Records about charts and figures:
====
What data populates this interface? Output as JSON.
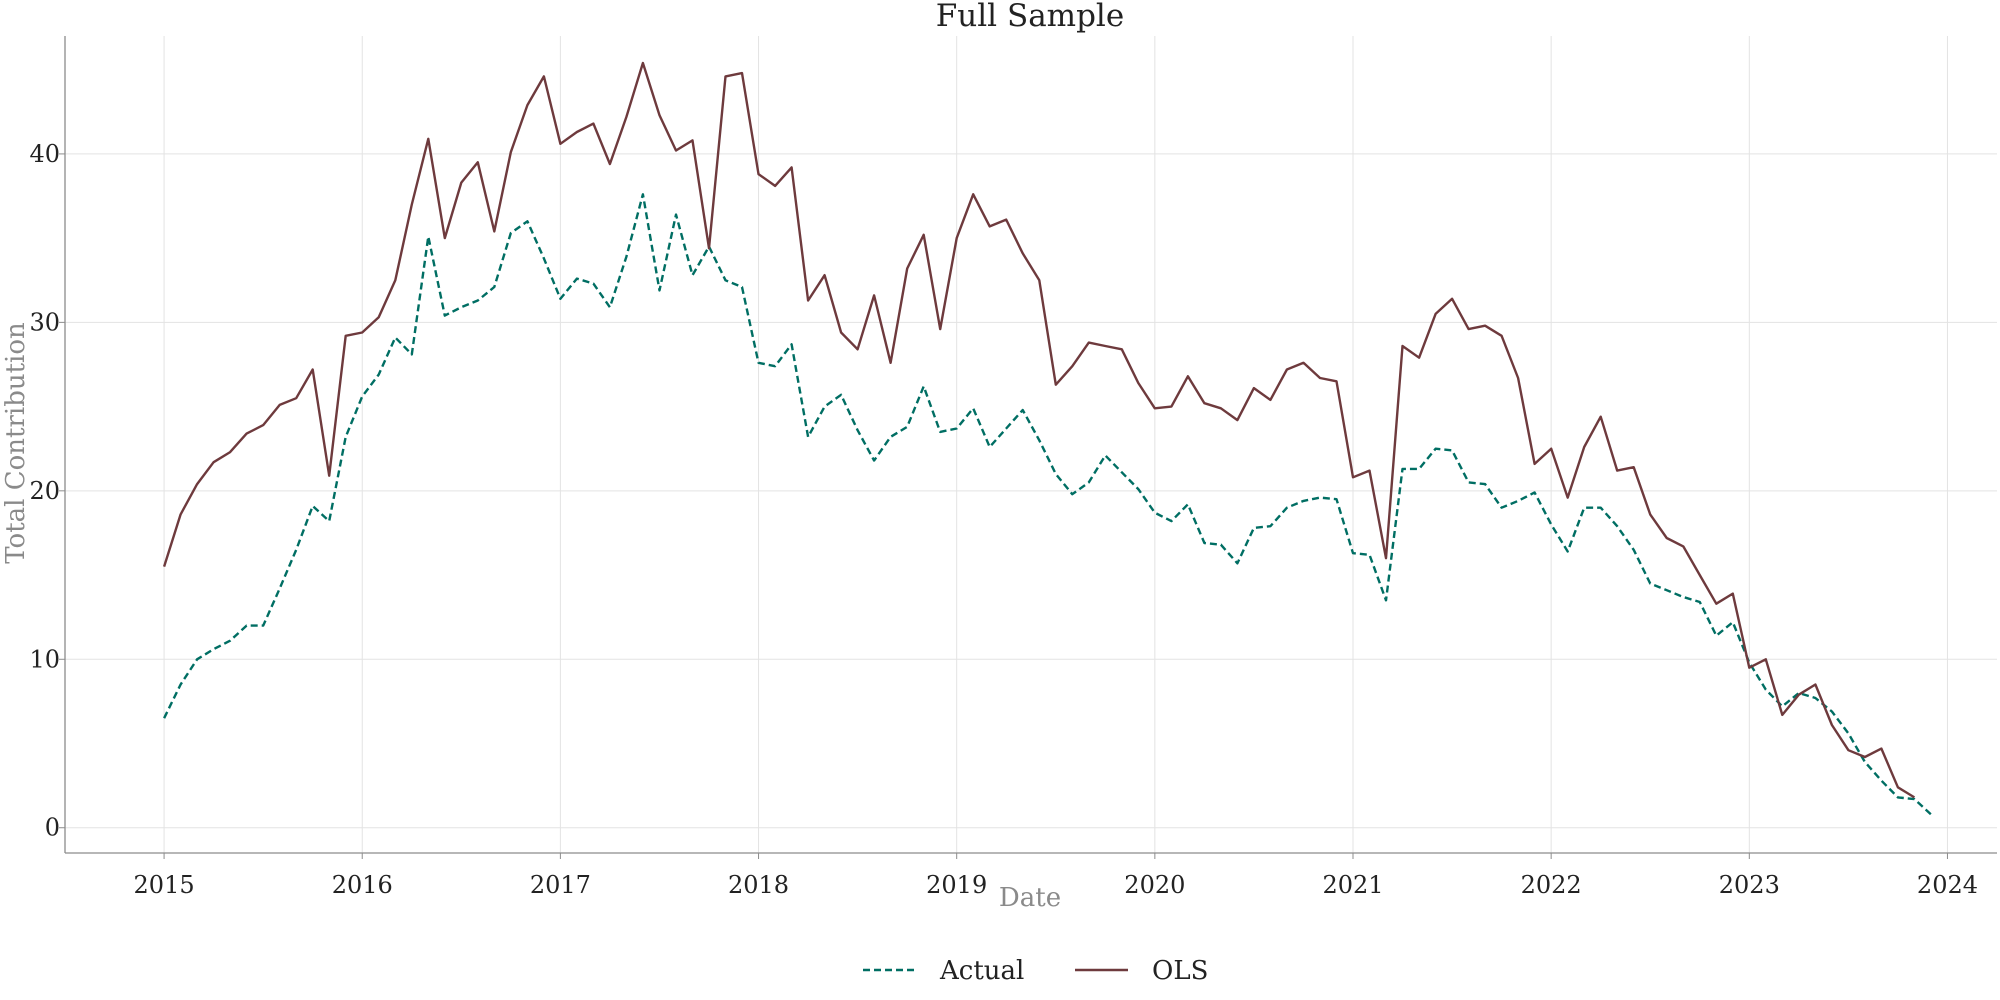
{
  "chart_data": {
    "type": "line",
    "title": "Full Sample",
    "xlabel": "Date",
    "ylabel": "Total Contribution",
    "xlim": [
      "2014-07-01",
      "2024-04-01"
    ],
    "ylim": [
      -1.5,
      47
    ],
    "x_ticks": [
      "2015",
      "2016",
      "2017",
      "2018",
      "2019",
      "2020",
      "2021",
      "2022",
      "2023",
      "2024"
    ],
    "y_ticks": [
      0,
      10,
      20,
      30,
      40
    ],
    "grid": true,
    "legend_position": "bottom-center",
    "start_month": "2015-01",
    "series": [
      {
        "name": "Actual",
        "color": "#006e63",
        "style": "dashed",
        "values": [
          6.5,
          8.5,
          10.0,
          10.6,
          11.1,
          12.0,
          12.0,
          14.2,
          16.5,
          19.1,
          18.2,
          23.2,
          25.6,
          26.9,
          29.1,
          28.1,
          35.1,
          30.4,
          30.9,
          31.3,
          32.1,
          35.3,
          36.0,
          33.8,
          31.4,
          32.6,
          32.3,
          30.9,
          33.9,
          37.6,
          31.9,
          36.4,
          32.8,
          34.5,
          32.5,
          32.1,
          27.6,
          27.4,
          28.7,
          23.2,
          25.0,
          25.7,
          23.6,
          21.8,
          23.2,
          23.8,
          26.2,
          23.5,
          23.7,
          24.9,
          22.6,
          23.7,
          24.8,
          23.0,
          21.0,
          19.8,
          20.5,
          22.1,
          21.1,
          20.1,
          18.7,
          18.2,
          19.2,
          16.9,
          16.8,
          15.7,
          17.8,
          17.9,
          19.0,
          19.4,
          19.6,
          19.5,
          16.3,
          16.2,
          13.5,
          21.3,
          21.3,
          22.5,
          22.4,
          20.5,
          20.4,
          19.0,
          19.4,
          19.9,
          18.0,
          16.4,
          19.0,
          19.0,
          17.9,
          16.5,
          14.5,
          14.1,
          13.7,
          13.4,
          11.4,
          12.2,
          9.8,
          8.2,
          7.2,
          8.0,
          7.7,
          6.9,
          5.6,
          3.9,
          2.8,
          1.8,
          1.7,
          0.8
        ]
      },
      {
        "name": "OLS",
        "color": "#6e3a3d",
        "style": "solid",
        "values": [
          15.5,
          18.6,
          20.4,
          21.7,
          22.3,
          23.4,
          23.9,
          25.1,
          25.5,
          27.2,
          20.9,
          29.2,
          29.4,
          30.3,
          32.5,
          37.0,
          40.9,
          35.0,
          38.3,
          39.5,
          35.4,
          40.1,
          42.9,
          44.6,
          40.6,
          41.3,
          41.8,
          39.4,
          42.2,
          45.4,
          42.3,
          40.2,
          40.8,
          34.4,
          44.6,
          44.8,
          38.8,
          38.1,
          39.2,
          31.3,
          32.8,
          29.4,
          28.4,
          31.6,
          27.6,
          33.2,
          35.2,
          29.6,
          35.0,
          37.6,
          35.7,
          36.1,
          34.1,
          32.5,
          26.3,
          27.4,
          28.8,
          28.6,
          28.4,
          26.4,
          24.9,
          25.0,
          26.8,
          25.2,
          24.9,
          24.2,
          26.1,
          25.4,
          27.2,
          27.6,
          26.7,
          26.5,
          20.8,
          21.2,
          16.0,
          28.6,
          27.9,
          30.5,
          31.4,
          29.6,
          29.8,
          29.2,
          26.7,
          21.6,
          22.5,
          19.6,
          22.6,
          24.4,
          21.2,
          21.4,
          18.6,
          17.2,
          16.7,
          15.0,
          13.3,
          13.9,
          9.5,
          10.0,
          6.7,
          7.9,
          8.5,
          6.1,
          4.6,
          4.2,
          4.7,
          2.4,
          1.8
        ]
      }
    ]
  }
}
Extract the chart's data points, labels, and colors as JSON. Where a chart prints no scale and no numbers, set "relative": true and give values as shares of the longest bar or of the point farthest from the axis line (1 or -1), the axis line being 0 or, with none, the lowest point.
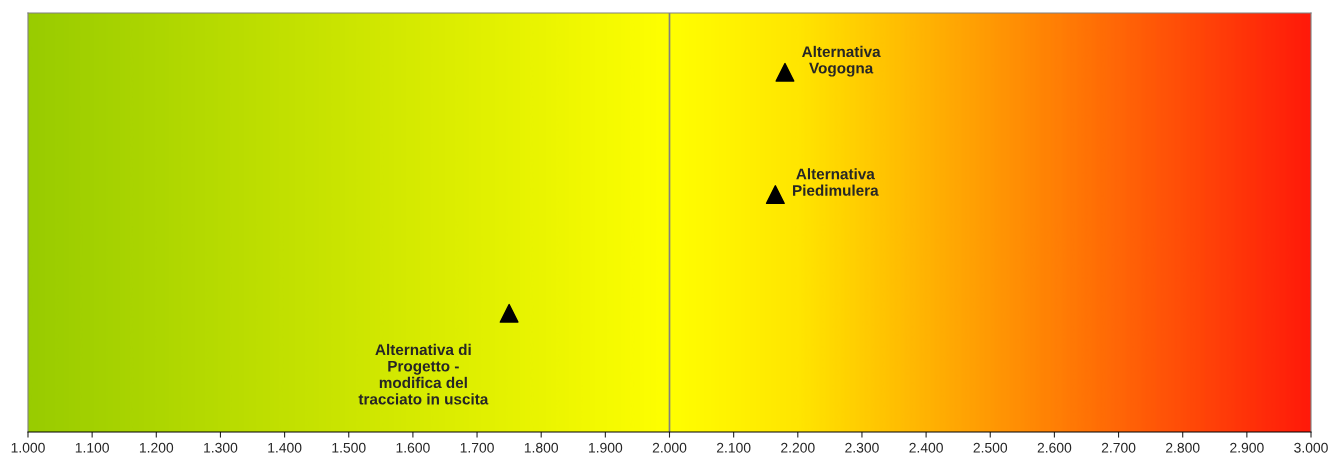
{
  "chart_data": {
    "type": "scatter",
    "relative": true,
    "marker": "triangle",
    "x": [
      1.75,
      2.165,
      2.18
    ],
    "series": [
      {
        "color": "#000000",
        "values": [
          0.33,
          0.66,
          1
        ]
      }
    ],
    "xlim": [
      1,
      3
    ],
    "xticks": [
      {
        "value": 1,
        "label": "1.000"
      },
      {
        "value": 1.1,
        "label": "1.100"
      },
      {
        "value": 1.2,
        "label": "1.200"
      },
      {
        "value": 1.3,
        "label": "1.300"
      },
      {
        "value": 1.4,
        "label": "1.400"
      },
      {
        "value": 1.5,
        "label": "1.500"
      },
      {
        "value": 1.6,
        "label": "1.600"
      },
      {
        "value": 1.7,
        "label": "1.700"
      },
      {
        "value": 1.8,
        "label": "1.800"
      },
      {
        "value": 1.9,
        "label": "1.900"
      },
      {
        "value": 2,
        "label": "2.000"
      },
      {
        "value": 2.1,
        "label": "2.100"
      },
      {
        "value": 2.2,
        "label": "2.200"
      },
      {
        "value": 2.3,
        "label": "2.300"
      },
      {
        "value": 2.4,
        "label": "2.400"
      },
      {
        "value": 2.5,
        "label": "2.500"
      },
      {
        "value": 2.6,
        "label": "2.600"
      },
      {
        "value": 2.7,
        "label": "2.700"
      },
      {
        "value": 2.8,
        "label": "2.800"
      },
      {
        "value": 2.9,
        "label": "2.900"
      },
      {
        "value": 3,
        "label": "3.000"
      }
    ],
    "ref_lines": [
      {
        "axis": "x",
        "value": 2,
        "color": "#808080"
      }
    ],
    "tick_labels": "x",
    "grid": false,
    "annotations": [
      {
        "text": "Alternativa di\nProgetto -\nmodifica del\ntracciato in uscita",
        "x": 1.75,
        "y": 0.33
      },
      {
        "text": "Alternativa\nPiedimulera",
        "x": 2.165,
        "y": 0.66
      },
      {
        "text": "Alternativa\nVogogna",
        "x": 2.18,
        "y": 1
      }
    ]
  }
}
====
### WHAT IS BEING ASKED
Looking at the entries above, say how many lines contain the word "axis". Only the number is wanted.

### IN RESPONSE
2